**WRITTEN PROBLEM:** Reproduce all of the data exactly.

**RECORDS PROVIDED:**
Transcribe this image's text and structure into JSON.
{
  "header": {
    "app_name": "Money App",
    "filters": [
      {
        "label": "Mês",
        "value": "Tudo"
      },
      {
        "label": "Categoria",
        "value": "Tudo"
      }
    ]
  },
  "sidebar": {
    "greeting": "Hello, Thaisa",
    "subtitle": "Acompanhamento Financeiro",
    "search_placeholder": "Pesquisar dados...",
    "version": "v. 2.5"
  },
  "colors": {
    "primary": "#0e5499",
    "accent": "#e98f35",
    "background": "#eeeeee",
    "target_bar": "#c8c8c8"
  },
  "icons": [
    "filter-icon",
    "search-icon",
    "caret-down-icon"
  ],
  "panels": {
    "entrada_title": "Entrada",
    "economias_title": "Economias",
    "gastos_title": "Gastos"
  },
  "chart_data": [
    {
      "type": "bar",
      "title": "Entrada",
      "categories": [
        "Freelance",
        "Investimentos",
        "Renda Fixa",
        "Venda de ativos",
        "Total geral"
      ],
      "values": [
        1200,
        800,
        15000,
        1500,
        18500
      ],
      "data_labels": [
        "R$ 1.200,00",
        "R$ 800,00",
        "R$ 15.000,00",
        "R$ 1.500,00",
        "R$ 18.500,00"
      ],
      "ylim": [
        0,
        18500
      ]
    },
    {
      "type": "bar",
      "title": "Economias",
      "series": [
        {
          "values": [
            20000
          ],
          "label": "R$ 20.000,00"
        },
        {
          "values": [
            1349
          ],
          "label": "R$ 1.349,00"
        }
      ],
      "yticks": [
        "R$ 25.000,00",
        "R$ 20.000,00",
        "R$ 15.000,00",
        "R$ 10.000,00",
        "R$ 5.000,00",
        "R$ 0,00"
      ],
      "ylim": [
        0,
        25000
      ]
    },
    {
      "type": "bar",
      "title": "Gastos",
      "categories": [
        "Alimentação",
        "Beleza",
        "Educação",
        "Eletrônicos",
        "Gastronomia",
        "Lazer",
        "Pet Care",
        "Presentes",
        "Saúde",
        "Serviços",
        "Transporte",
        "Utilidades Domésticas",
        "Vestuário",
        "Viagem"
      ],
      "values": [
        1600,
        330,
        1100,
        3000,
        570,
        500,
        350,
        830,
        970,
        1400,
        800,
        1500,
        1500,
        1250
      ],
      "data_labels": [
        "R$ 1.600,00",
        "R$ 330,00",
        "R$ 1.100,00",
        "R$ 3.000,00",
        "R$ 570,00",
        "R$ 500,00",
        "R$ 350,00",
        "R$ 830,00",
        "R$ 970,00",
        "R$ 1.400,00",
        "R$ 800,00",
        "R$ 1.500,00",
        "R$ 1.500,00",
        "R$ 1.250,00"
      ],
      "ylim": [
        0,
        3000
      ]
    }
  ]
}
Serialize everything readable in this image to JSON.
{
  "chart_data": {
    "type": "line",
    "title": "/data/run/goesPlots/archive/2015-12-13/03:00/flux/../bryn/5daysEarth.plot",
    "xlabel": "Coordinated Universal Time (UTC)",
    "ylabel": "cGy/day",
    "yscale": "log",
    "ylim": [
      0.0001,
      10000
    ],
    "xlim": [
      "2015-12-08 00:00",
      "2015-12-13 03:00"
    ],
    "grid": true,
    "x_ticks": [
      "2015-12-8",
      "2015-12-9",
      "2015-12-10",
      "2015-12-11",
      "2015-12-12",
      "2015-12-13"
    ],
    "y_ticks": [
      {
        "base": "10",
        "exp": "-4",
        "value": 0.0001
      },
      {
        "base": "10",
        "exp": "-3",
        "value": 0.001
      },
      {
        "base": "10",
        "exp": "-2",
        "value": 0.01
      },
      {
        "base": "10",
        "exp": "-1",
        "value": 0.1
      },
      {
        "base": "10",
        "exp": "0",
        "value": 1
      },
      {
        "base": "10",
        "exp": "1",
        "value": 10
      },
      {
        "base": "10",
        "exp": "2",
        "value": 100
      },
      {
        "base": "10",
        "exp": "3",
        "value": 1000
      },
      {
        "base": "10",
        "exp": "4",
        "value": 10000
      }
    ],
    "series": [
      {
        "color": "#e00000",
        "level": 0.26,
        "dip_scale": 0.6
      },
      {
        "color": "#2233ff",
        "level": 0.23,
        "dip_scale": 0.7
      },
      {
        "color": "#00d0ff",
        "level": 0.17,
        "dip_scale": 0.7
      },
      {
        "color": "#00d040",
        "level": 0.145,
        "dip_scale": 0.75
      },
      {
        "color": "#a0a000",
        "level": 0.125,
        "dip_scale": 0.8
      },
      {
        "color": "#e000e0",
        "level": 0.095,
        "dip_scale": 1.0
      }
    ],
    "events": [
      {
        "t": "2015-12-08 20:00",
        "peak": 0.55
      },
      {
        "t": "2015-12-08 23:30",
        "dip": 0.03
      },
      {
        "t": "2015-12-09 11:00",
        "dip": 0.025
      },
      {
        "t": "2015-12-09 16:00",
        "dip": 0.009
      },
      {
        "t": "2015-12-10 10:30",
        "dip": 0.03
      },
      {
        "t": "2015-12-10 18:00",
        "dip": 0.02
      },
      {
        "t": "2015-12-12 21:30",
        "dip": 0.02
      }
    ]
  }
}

**WRITTEN REPLY:**
Transcribe this image's text and structure into JSON.
{
  "header": {
    "app_name": "Money App",
    "filters": [
      {
        "label": "Mês",
        "value": "Tudo"
      },
      {
        "label": "Categoria",
        "value": "Tudo"
      }
    ]
  },
  "sidebar": {
    "greeting": "Hello, Thaisa",
    "subtitle": "Acompanhamento Financeiro",
    "search_placeholder": "Pesquisar dados...",
    "version": "v. 2.5"
  },
  "colors": {
    "primary": "#0e5499",
    "accent": "#e98f35",
    "background": "#eeeeee",
    "target_bar": "#c8c8c8"
  },
  "icons": [
    "filter-icon",
    "search-icon",
    "caret-down-icon"
  ],
  "panels": {
    "entrada_title": "Entrada",
    "economias_title": "Economias",
    "gastos_title": "Gastos"
  },
  "chart_data": [
    {
      "type": "bar",
      "title": "Entrada",
      "categories": [
        "Freelance",
        "Investimentos",
        "Renda Fixa",
        "Venda de ativos",
        "Total geral"
      ],
      "values": [
        1200,
        800,
        15000,
        1500,
        18500
      ],
      "data_labels": [
        "R$ 1.200,00",
        "R$ 800,00",
        "R$ 15.000,00",
        "R$ 1.500,00",
        "R$ 18.500,00"
      ],
      "ylim": [
        0,
        18500
      ]
    },
    {
      "type": "bar",
      "title": "Economias",
      "series": [
        {
          "values": [
            20000
          ],
          "label": "R$ 20.000,00"
        },
        {
          "values": [
            1349
          ],
          "label": "R$ 1.349,00"
        }
      ],
      "yticks": [
        "R$ 25.000,00",
        "R$ 20.000,00",
        "R$ 15.000,00",
        "R$ 10.000,00",
        "R$ 5.000,00",
        "R$ 0,00"
      ],
      "ylim": [
        0,
        25000
      ]
    },
    {
      "type": "bar",
      "title": "Gastos",
      "categories": [
        "Alimentação",
        "Beleza",
        "Educação",
        "Eletrônicos",
        "Gastronomia",
        "Lazer",
        "Pet Care",
        "Presentes",
        "Saúde",
        "Serviços",
        "Transporte",
        "Utilidades Domésticas",
        "Vestuário",
        "Viagem"
      ],
      "values": [
        1600,
        330,
        1100,
        3000,
        570,
        500,
        350,
        830,
        970,
        1400,
        800,
        1500,
        1500,
        1250
      ],
      "data_labels": [
        "R$ 1.600,00",
        "R$ 330,00",
        "R$ 1.100,00",
        "R$ 3.000,00",
        "R$ 570,00",
        "R$ 500,00",
        "R$ 350,00",
        "R$ 830,00",
        "R$ 970,00",
        "R$ 1.400,00",
        "R$ 800,00",
        "R$ 1.500,00",
        "R$ 1.500,00",
        "R$ 1.250,00"
      ],
      "ylim": [
        0,
        3000
      ]
    }
  ]
}
Serialize everything readable in this image to JSON.
{
  "chart_data": {
    "type": "line",
    "title": "/data/run/goesPlots/archive/2015-12-13/03:00/flux/../bryn/5daysEarth.plot",
    "xlabel": "Coordinated Universal Time (UTC)",
    "ylabel": "cGy/day",
    "yscale": "log",
    "ylim": [
      0.0001,
      10000
    ],
    "xlim": [
      "2015-12-08 00:00",
      "2015-12-13 03:00"
    ],
    "grid": true,
    "x_ticks": [
      "2015-12-8",
      "2015-12-9",
      "2015-12-10",
      "2015-12-11",
      "2015-12-12",
      "2015-12-13"
    ],
    "y_ticks": [
      {
        "base": "10",
        "exp": "-4",
        "value": 0.0001
      },
      {
        "base": "10",
        "exp": "-3",
        "value": 0.001
      },
      {
        "base": "10",
        "exp": "-2",
        "value": 0.01
      },
      {
        "base": "10",
        "exp": "-1",
        "value": 0.1
      },
      {
        "base": "10",
        "exp": "0",
        "value": 1
      },
      {
        "base": "10",
        "exp": "1",
        "value": 10
      },
      {
        "base": "10",
        "exp": "2",
        "value": 100
      },
      {
        "base": "10",
        "exp": "3",
        "value": 1000
      },
      {
        "base": "10",
        "exp": "4",
        "value": 10000
      }
    ],
    "series": [
      {
        "color": "#e00000",
        "level": 0.26,
        "dip_scale": 0.6
      },
      {
        "color": "#2233ff",
        "level": 0.23,
        "dip_scale": 0.7
      },
      {
        "color": "#00d0ff",
        "level": 0.17,
        "dip_scale": 0.7
      },
      {
        "color": "#00d040",
        "level": 0.145,
        "dip_scale": 0.75
      },
      {
        "color": "#a0a000",
        "level": 0.125,
        "dip_scale": 0.8
      },
      {
        "color": "#e000e0",
        "level": 0.095,
        "dip_scale": 1.0
      }
    ],
    "events": [
      {
        "t": "2015-12-08 20:00",
        "peak": 0.55
      },
      {
        "t": "2015-12-08 23:30",
        "dip": 0.03
      },
      {
        "t": "2015-12-09 11:00",
        "dip": 0.025
      },
      {
        "t": "2015-12-09 16:00",
        "dip": 0.009
      },
      {
        "t": "2015-12-10 10:30",
        "dip": 0.03
      },
      {
        "t": "2015-12-10 18:00",
        "dip": 0.02
      },
      {
        "t": "2015-12-12 21:30",
        "dip": 0.02
      }
    ]
  }
}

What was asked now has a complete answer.